*EXCERPT*:
B. Trade Secrets Privilege
Defendant claims twenty messages depict techniques, methods, and processes related to unpublished docuseries, television shows, and social media. (Doc. 110-2.) Information that depicts a “method, technique, or process” can be a trade secret. Fla. Stat. § 688.002(4). But that information must derive independent economic value “from not being generally known to, and not being readily ascertainable by proper means by, other persons who can obtain economic value from its disclosure or use[.]” Id. § 688.002(4)(a).
Like the messages where Defendant claims Fifth Amendment protection, the messages he seeks to withhold under the trade secrets privilege largely depict general conversations between himself and McGibney. For example, they discuss Defendant's birthday (Item 135057), the suspension of a social media account (Item 135133, Item 134359), the benefits of an Instagram business account (Item 134116), clearance of an unrelated tv show (Item 135159), how much screentime Defendant will have in an unreleased docuseries (Item 135753), and Plaintiff's fidelity (Item 135608). They also include requests to share stories and posts (Item 134113, Item 135407), public records (Item 135111), and photos and messages Plaintiff sent to third parties (Item 135424, Item 135442). These are not trade secrets.
Parts of Items 134113, 135057, 133751, and 133755 could reveal trade secrets. But it is Defendant's burden to prove their privileged status. Hands on Chiropractic PL, 2018 WL 6983622, at *4. And on this score, he provides only conclusory assertions. (Doc. 110-2, Doc. 114.)
For example, the second message in Item 134113 and first message in Item 135057 discuss logistics of a future documentary. But these messages would be McGibney's trade secrets, not Defendant's. Defendant asserts he is “either a partial owner or agent of the content for purposes of the media production,” and thus may claim the privilege on McGibney's behalf. (Doc. 114 at 14.) These arguments, however, are conclusory and unsupported.
“To be an agent, one must be employed or authorized to act for [the principal], or transact for [the principal], or entrusted with another's business.” Fed. Trade Comm'n v. Acquinity Interactive, LLC, No. 14-60166-CIV, 2021 WL 4840585, at *5 (S.D. Fla. Sept. 29, 2021). Defendant provided two messages that suggest McGibney intended to hire him “for a couple of things.” (Item 133729, Item 133800.) However, it is unclear whether this agent-principal relationship ever came to fruition. (See Item 133812, Item 135322, Item 135746.) What is more, the scope of Defendant's alleged agency is unknown. Defendant has not shown he is empowered to assert a trade secret privilege on McGibney's behalf.

*INSTRUCTIONS*:
1) Answer these questions using the excerpt on the trade secrets privilege:
(a) How many messages does Defendant claim depict techniques, methods, and processes?
(b) Which item number is given for the messages that discuss Defendant's birthday?
(c) According to the excerpt, whose trade secrets would the second message in Item 134113 and the first message in Item 135057 be?
2) Reproduce the passage in the excerpt on the trade secrets privilege starting at "Parts of Items" and ending at "conclusory and unsupported.".
3) Carry on the excerpt on the trade secrets privilege from its last sentence, in the same style.

*RECORDED INFORMATION*:
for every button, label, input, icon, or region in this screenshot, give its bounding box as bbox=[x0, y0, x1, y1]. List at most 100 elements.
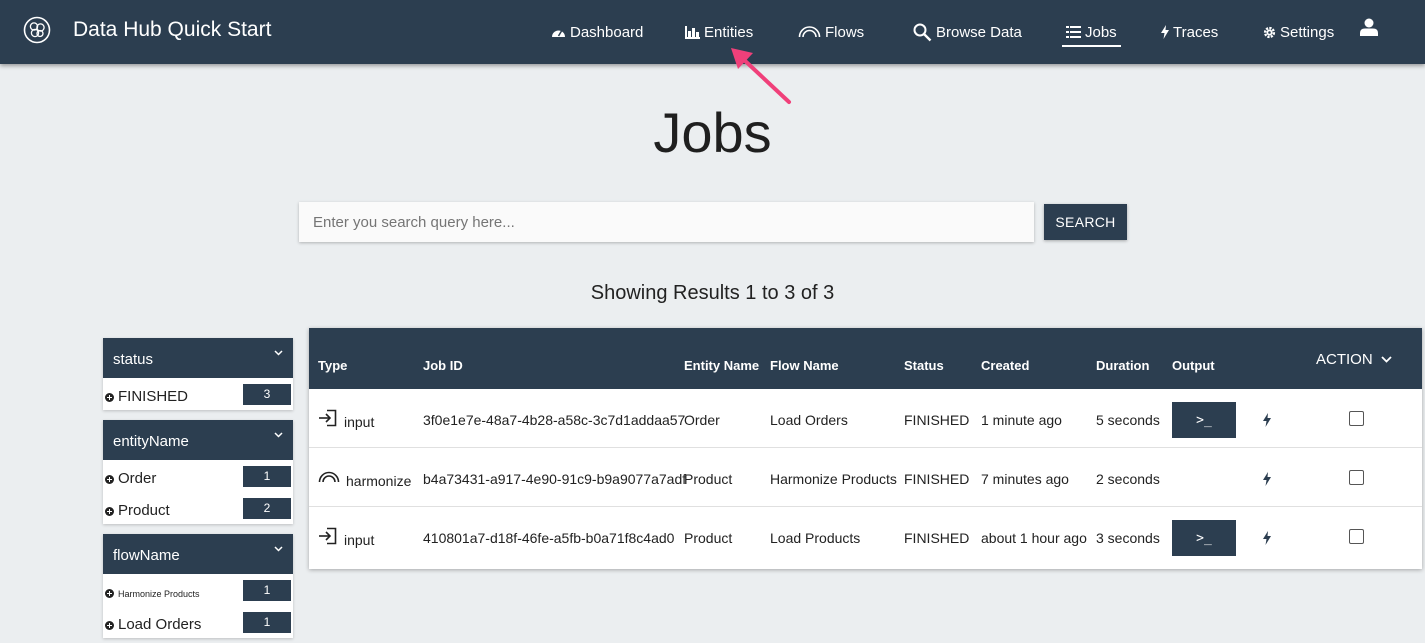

*RESPONSES BY TASK*:
1)
(a) Twenty
(b) Item 135057
(c) McGibney's

2)
Parts of Items 134113, 135057, 133751, and 133755 could reveal trade secrets. But it is Defendant's burden to prove their privileged status. Hands on Chiropractic PL, 2018 WL 6983622, at *4. And on this score, he provides only conclusory assertions. (Doc. 110-2, Doc. 114.)
For example, the second message in Item 134113 and first message in Item 135057 discuss logistics of a future documentary. But these messages would be McGibney's trade secrets, not Defendant's. Defendant asserts he is “either a partial owner or agent of the content for purposes of the media production,” and thus may claim the privilege on McGibney's behalf. (Doc. 114 at 14.) These arguments, however, are conclusory and unsupported.

3)
Defendant's strongest claim for trade secret protection relates to Items 133751 and 133755. But it is impossible to tell whether the embedded videos depict techniques, methods, or processes related to making docuseries or television shows from the still frames Defendant provided. At any rate, the Court cannot say the items are privileged because Defendant has not explained whether their contents are generally known or readily ascertainable by others or shown that their disclosure would be harmful. At bottom, Defendant has not done enough to assert the trade secrets privilege over any of the messages.
Accordingly, it is now ORDERED:
1. Plaintiff's Second Motion to Compel Production of Privilege Log Withheld Documents (Doc. 110) is GRANTED.
If a motion to compel “is granted-or if the disclosure or requested discovery is provided after the motion was filed-the court must . . . require the party or deponent whose conduct necessitated the motion . . . to pay the movant's reasonable expenses incurred in making the motion, including attorney's fees.” Fed.R.Civ.P. 37(a)(5). Plaintiff does not ask for expenses. Nor has he provided any documentation to issue such an award. Accordingly, the Court cannot order expenses at this time. See, e.g., CMR Constr. & Roofing, LLC v. ASI Preferred Ins. Corp., No. 219CV442FTM29MRM, 2020 WL 9172016, at *3 (M.D. Fla. May 1, 2020).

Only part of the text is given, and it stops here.